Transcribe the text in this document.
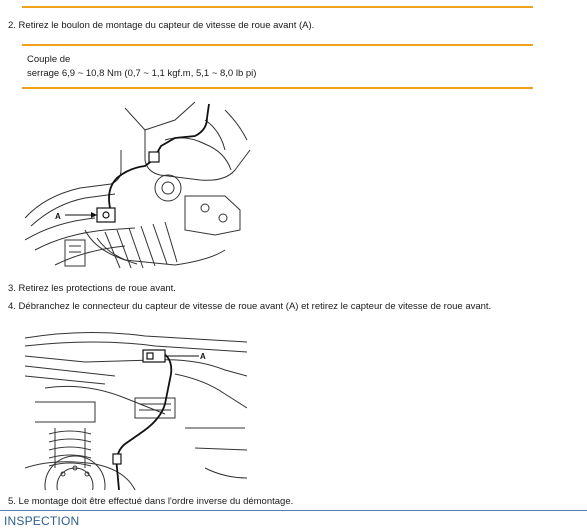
2. Retirez le boulon de montage du capteur de vitesse de roue avant (A).
Couple de
serrage 6,9 ~ 10,8 Nm (0,7 ~ 1,1 kgf.m, 5,1 ~ 8,0 lb pi)
A
3. Retirez les protections de roue avant.
4. Débranchez le connecteur du capteur de vitesse de roue avant (A) et retirez le capteur de vitesse de roue avant.
A
5. Le montage doit être effectué dans l'ordre inverse du démontage.
INSPECTION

WHAT THIS TASK INVOLVES:
Tally the lines of the listing above that include the word "vitesse". Answer with the number alone.

RESPONSE:
2